§ Exercise objective
Starting at the first line of the entries and ending at the line that contains "y-tick-label: 70% bbox=[59, 234, 89, 251]", rewrite each line as a string in a JSON list, one string per line, leaving out any blank lines.

§ Raw data
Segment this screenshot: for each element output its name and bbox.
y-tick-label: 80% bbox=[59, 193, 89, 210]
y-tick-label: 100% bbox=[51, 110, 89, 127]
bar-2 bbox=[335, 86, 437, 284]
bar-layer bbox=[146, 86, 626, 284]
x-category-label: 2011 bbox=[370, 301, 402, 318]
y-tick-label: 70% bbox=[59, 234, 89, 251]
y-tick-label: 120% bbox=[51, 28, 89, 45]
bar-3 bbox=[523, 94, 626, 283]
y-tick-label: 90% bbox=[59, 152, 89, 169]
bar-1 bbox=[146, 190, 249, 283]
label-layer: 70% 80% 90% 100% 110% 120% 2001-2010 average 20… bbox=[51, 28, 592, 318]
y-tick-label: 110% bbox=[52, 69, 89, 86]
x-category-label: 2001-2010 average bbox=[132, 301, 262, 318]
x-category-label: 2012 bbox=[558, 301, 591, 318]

§ Response to this exercise
[
  "Segment this screenshot: for each element output its name and bbox.",
  "y-tick-label: 80% bbox=[59, 193, 89, 210]",
  "y-tick-label: 100% bbox=[51, 110, 89, 127]",
  "bar-2 bbox=[335, 86, 437, 284]",
  "bar-layer bbox=[146, 86, 626, 284]",
  "x-category-label: 2011 bbox=[370, 301, 402, 318]",
  "y-tick-label: 70% bbox=[59, 234, 89, 251]"
]